* Information shown *
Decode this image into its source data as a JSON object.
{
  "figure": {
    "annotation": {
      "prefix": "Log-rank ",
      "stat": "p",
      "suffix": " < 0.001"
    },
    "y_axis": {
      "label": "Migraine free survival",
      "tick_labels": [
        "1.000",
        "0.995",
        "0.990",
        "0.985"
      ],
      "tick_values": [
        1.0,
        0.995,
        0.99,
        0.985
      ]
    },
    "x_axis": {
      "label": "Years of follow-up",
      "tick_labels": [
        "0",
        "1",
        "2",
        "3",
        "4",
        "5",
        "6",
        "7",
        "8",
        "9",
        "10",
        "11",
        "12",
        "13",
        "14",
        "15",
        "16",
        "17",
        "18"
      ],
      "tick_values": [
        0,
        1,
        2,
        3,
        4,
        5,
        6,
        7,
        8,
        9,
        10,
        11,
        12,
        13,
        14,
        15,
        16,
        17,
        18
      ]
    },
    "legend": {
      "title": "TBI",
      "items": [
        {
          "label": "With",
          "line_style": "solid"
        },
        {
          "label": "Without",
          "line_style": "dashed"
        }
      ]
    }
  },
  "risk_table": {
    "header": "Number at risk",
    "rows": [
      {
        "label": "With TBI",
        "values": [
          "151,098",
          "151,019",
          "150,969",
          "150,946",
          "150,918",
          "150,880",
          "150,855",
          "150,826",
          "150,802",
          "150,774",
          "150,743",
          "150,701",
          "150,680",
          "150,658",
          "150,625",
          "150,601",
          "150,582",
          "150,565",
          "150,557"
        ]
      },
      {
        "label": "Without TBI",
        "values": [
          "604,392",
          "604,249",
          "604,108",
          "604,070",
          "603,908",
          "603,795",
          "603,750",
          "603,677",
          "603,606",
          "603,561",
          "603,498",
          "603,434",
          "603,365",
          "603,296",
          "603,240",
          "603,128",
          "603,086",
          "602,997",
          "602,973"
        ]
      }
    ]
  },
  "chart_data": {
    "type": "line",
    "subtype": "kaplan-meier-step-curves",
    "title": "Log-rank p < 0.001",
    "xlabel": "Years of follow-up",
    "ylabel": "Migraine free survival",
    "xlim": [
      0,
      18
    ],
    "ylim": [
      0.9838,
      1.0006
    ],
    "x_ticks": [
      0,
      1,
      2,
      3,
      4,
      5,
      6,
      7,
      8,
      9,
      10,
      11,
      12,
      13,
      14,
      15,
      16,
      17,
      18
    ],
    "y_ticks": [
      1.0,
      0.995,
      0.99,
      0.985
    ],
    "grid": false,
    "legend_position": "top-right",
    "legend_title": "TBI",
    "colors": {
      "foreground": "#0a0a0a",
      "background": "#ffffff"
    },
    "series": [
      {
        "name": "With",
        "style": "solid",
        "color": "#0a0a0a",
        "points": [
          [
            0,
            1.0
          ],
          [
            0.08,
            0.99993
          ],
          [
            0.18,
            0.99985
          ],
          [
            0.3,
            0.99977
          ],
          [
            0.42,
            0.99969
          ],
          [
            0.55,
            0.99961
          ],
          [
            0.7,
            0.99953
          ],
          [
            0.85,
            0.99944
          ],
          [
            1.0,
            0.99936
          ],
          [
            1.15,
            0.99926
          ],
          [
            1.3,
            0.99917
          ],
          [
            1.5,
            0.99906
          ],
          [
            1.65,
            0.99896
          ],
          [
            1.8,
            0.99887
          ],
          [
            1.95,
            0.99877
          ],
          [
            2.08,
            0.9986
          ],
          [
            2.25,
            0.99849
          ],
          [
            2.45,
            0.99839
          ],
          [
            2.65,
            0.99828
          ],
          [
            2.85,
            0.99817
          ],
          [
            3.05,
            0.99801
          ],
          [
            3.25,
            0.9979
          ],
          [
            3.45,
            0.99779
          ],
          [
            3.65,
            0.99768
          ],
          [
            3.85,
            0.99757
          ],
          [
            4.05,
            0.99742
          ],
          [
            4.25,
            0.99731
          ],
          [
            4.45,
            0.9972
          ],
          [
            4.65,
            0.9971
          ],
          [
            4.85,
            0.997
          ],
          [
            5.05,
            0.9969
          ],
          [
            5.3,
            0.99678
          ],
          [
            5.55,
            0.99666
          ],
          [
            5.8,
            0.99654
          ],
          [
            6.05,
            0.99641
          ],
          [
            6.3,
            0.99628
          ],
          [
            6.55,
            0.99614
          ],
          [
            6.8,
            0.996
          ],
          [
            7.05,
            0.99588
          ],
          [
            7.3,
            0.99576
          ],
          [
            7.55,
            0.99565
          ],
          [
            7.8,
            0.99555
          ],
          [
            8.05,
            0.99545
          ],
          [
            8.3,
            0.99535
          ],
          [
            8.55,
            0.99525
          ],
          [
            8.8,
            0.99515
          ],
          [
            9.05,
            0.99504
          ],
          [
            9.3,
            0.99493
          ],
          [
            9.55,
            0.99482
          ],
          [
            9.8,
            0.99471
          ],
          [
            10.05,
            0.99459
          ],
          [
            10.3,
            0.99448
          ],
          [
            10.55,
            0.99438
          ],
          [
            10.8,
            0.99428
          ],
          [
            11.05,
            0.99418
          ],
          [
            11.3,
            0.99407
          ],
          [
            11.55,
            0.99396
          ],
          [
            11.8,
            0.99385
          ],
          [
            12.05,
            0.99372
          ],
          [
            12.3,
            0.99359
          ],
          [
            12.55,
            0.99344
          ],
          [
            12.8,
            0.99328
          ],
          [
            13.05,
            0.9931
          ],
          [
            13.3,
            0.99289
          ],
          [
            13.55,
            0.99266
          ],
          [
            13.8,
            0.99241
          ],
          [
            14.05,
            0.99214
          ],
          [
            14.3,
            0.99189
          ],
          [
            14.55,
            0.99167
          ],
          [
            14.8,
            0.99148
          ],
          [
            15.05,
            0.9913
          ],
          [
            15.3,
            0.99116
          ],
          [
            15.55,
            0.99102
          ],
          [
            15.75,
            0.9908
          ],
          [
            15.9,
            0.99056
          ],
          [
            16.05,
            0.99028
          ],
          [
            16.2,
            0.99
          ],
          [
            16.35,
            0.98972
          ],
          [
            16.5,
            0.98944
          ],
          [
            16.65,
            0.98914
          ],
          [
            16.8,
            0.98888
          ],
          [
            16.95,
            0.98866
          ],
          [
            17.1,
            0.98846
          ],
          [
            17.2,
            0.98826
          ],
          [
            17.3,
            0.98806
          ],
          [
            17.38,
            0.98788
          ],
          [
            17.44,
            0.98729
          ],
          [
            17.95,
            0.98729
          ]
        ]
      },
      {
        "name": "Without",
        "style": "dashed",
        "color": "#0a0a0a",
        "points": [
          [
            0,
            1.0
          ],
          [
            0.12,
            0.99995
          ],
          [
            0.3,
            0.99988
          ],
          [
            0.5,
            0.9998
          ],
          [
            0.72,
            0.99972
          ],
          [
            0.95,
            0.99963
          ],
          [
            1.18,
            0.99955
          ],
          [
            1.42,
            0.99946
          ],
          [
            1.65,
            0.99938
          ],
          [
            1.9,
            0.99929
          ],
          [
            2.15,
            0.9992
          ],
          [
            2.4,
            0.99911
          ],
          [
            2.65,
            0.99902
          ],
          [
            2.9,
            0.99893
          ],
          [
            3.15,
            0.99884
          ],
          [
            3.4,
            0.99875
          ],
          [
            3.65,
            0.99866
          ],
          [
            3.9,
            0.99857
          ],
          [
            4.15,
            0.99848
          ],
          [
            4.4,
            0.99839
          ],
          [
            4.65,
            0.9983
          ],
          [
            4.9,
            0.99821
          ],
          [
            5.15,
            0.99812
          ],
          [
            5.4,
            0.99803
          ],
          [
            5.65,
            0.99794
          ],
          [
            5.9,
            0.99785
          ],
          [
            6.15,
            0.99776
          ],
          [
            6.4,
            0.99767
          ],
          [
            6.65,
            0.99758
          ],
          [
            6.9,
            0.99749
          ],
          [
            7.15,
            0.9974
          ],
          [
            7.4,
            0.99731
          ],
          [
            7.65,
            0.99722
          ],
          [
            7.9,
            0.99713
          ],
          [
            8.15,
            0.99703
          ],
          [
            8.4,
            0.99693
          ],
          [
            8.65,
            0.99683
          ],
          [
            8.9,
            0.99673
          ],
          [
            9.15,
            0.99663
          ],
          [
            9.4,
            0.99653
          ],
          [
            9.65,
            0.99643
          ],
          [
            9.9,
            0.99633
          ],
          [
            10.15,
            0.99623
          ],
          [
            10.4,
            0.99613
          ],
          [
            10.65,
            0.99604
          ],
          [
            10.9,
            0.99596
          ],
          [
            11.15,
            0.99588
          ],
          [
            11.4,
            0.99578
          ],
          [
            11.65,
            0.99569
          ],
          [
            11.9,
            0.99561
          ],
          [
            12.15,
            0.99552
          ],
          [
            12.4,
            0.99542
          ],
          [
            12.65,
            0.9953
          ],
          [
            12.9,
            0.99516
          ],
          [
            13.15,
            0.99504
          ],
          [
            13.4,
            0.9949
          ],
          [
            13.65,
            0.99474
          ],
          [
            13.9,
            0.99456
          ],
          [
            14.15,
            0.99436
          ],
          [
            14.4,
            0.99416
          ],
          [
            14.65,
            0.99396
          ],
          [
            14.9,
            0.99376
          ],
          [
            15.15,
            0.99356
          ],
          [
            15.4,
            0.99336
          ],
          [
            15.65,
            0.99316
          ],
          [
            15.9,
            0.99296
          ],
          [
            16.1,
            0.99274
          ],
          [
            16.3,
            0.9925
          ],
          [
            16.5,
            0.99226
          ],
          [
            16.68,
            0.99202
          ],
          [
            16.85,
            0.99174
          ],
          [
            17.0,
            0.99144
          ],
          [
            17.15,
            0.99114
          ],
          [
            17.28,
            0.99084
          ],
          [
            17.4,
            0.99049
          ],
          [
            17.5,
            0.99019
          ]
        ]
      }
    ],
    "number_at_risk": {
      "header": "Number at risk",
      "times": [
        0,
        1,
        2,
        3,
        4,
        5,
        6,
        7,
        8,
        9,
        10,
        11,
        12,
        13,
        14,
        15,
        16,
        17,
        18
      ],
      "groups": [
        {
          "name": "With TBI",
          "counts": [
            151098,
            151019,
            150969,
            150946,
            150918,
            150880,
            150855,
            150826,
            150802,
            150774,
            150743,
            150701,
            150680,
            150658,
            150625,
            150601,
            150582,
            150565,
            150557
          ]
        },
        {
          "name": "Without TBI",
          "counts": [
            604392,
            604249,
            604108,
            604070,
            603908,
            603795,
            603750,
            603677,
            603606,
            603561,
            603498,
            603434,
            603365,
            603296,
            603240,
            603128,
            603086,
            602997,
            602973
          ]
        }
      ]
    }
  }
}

* To do *
Copy down every line of the entries containing the word "follow".

* Full solution *
      "label": "Years of follow-up",
    "xlabel": "Years of follow-up",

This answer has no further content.